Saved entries
= = = = = = =
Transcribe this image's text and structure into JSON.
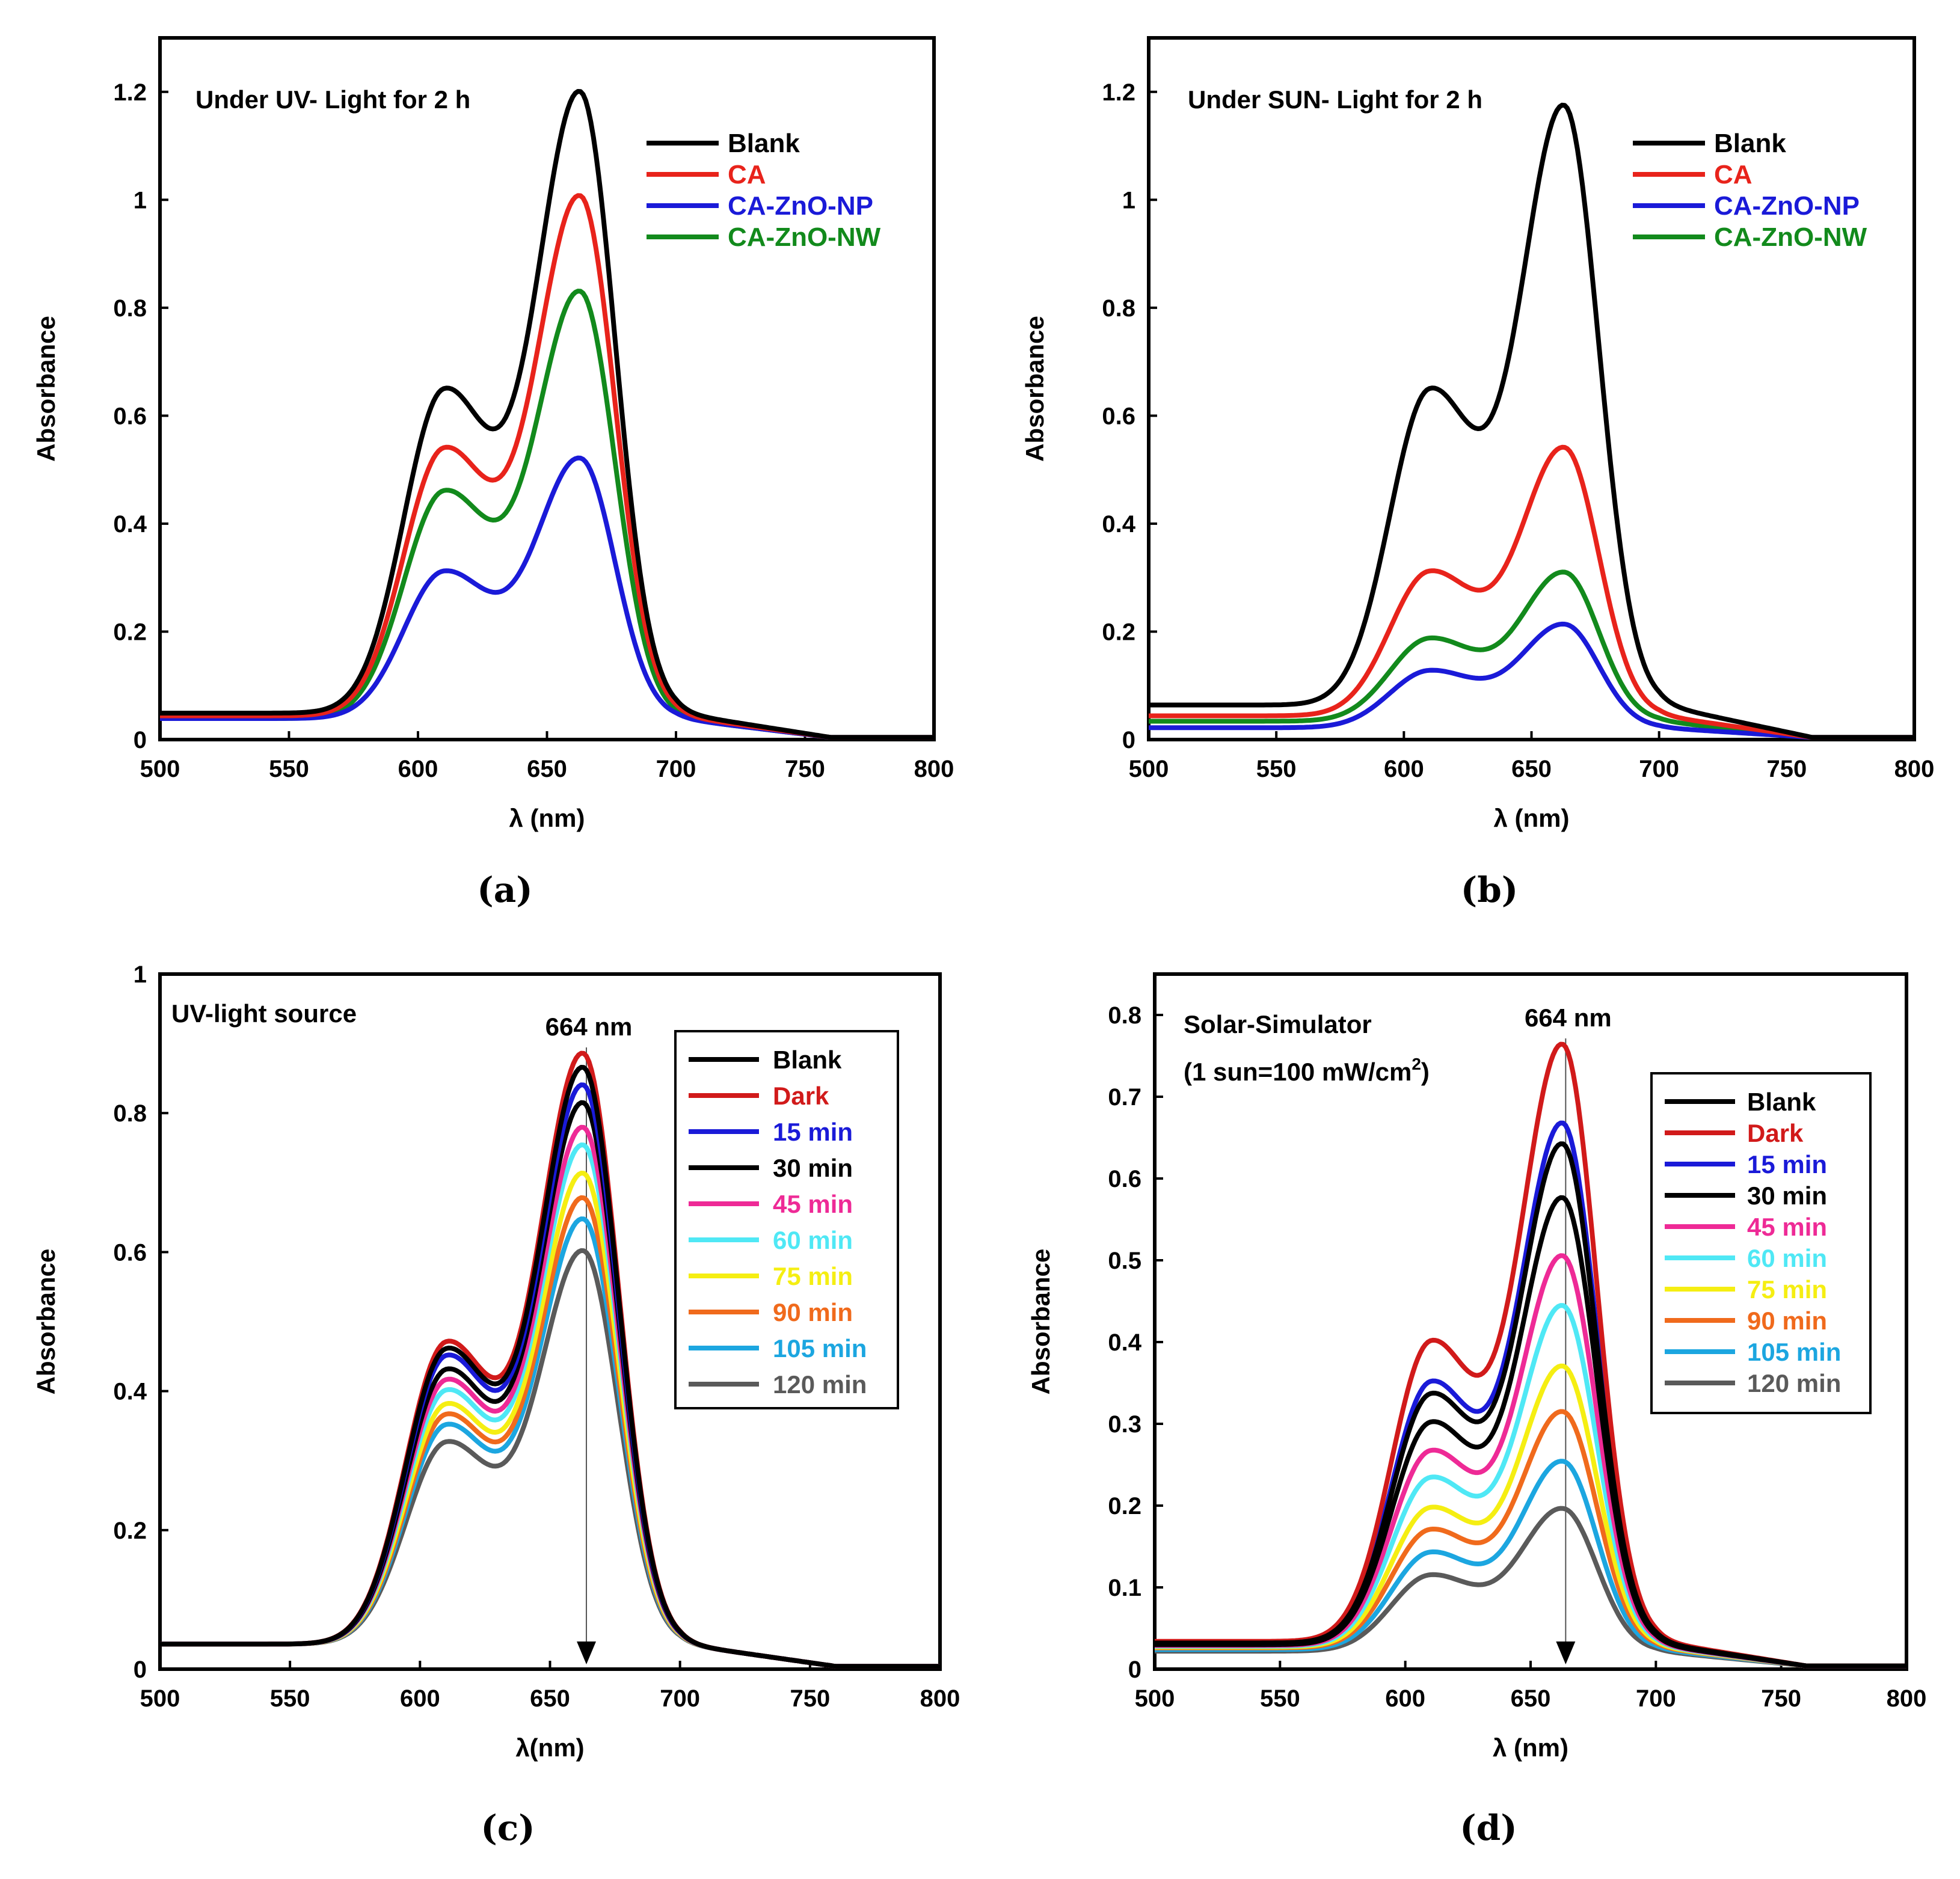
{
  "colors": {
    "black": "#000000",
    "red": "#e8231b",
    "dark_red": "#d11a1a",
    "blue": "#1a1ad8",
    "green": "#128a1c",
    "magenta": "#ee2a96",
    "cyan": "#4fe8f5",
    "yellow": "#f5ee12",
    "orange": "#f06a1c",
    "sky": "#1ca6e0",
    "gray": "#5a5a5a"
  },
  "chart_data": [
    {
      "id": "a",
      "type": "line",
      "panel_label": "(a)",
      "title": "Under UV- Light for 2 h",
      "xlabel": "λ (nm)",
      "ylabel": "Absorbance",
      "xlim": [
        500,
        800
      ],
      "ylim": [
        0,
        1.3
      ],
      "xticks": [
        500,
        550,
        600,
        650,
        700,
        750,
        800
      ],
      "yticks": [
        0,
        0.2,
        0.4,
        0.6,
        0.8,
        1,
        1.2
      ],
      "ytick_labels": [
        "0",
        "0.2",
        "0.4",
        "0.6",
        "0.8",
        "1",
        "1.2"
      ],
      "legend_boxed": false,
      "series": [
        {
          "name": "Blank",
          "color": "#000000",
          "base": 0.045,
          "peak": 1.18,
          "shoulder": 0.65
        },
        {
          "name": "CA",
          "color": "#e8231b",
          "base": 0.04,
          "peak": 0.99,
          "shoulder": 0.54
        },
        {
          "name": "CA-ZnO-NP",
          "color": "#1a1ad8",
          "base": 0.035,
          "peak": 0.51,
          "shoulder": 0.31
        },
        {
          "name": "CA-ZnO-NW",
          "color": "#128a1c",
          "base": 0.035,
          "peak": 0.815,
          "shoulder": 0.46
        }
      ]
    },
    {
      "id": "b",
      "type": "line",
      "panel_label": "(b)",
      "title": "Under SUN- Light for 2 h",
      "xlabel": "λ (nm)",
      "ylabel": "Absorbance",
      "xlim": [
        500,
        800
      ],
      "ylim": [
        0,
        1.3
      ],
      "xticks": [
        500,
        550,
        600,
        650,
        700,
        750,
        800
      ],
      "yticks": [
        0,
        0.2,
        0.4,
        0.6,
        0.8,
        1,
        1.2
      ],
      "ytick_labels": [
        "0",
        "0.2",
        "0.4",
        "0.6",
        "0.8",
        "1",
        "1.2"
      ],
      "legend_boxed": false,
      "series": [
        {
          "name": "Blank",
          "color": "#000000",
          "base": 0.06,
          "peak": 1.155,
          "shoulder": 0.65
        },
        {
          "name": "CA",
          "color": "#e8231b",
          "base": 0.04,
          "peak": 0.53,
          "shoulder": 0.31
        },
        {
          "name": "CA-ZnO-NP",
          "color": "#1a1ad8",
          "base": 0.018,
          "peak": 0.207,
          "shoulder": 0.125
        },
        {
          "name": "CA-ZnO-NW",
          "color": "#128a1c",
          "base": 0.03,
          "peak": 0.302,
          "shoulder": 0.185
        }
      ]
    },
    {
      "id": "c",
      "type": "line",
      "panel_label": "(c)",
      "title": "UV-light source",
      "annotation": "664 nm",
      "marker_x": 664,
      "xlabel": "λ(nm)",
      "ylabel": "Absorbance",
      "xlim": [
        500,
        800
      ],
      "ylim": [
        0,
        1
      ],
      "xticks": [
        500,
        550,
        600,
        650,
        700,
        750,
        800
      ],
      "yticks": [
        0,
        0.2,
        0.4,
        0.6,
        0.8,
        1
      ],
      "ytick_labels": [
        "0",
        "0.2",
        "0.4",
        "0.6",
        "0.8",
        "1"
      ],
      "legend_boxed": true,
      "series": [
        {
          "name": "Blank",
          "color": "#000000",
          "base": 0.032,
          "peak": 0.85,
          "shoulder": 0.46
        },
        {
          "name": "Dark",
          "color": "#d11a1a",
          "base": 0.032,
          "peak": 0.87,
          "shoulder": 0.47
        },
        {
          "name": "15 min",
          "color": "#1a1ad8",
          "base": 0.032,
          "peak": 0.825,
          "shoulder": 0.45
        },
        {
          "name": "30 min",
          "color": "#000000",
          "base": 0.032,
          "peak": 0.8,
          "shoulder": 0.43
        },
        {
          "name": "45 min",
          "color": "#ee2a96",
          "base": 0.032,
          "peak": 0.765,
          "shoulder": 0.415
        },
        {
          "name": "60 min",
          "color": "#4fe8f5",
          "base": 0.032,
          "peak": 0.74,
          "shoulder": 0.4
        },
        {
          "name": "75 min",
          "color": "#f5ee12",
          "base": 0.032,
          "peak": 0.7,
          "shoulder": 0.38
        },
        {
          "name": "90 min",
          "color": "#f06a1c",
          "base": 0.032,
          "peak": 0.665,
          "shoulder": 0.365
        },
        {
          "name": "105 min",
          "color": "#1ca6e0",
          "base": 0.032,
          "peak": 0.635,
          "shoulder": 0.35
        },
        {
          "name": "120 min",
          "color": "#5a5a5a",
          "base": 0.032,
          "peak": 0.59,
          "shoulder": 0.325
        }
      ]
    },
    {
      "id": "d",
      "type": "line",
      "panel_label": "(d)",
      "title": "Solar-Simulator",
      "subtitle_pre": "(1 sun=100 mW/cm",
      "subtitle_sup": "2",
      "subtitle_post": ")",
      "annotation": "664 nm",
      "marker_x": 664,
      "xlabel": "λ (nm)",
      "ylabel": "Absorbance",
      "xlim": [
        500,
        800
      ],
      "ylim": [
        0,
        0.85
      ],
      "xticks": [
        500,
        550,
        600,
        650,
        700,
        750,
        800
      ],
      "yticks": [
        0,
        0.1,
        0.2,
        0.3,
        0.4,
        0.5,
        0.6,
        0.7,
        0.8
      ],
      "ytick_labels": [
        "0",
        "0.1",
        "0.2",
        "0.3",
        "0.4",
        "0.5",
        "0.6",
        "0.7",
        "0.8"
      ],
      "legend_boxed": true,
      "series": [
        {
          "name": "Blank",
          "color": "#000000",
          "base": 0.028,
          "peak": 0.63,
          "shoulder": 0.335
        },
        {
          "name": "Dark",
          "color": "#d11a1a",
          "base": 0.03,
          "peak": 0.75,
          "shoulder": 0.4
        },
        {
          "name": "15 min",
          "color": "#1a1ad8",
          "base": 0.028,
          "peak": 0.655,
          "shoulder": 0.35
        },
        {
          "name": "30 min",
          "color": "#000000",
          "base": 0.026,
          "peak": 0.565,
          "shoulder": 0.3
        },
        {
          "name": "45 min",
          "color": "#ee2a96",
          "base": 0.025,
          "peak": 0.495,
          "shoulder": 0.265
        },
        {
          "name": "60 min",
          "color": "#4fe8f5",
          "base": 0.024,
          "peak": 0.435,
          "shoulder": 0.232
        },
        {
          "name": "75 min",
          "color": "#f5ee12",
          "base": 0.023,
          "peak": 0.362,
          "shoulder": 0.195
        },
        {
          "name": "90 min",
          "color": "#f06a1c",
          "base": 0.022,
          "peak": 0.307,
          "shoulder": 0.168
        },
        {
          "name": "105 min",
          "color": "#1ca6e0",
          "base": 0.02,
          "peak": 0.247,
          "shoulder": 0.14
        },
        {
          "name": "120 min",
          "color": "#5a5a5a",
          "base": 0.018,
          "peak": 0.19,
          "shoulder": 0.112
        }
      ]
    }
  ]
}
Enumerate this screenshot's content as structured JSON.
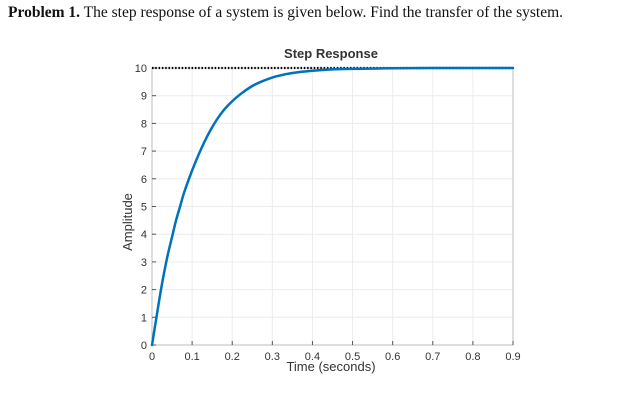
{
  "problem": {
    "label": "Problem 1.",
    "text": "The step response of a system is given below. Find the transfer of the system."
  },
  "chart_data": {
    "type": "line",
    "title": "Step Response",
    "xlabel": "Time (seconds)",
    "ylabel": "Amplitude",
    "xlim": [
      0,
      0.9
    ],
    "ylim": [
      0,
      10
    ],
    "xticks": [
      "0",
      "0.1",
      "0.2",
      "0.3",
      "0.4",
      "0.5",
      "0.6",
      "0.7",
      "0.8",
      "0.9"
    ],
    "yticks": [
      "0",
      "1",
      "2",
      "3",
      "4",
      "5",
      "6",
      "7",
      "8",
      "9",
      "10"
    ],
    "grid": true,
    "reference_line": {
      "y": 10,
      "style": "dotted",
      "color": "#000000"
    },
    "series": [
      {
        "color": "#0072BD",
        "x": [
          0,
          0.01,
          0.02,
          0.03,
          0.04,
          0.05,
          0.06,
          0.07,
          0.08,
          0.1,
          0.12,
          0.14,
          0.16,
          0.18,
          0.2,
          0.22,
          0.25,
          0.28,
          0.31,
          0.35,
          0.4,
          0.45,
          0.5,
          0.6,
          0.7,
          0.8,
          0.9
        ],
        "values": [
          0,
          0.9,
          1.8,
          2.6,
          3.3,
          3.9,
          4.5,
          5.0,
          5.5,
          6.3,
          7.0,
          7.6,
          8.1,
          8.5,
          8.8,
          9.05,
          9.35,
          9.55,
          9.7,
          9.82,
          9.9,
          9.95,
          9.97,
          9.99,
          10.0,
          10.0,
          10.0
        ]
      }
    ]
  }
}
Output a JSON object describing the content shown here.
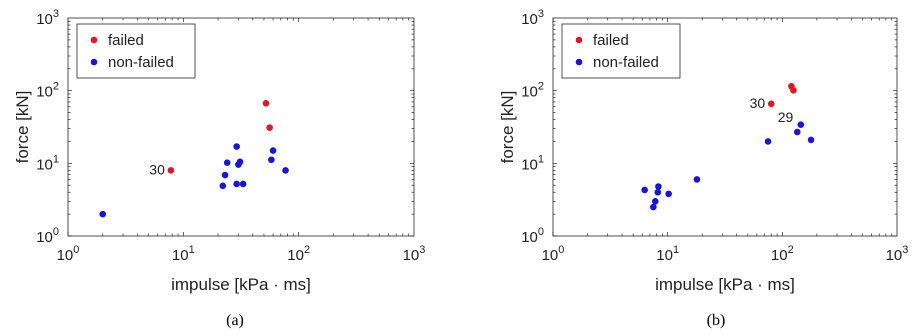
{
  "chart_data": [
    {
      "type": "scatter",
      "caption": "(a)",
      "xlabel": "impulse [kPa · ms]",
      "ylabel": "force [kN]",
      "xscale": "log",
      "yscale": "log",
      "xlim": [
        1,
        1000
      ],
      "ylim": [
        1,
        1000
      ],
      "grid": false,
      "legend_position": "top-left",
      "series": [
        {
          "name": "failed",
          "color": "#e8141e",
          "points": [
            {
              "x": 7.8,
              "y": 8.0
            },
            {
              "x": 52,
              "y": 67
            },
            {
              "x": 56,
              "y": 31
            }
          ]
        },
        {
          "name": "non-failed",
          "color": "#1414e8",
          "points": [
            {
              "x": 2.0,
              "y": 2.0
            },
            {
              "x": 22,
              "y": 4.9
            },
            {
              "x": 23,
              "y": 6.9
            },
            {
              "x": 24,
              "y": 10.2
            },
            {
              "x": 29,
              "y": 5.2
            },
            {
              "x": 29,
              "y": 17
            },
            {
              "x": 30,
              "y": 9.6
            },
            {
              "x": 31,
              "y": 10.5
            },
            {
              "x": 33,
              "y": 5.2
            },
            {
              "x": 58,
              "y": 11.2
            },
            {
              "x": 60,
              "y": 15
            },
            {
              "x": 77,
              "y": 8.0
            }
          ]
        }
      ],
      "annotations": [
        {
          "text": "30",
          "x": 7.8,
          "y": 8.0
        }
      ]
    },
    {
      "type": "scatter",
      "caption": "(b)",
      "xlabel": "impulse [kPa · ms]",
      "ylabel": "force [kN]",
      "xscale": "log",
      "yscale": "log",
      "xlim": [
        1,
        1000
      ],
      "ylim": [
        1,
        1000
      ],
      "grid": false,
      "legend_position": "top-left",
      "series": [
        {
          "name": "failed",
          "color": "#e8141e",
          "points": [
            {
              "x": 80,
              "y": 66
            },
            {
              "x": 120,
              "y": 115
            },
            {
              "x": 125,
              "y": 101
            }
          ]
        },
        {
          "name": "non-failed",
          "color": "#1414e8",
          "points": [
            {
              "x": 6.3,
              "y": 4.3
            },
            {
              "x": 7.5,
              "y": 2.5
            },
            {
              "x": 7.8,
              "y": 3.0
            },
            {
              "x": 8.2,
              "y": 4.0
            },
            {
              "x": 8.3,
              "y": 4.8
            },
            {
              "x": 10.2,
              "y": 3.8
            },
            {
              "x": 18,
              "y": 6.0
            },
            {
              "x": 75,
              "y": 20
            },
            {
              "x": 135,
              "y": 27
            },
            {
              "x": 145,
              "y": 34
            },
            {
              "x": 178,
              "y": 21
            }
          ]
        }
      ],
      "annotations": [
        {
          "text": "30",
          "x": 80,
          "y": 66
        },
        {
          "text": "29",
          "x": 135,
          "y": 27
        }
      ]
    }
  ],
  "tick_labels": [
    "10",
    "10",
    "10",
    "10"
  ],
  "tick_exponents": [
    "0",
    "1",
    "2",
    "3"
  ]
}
= = = = = = =
● **What you need to do**
Display every line of the listing that contains the string "JSON".

● **Exercise result**
Transcribe this image's text and structure into JSON.
Enumerate this screenshot's content as structured JSON.
Output a JSON object describing the content shown here.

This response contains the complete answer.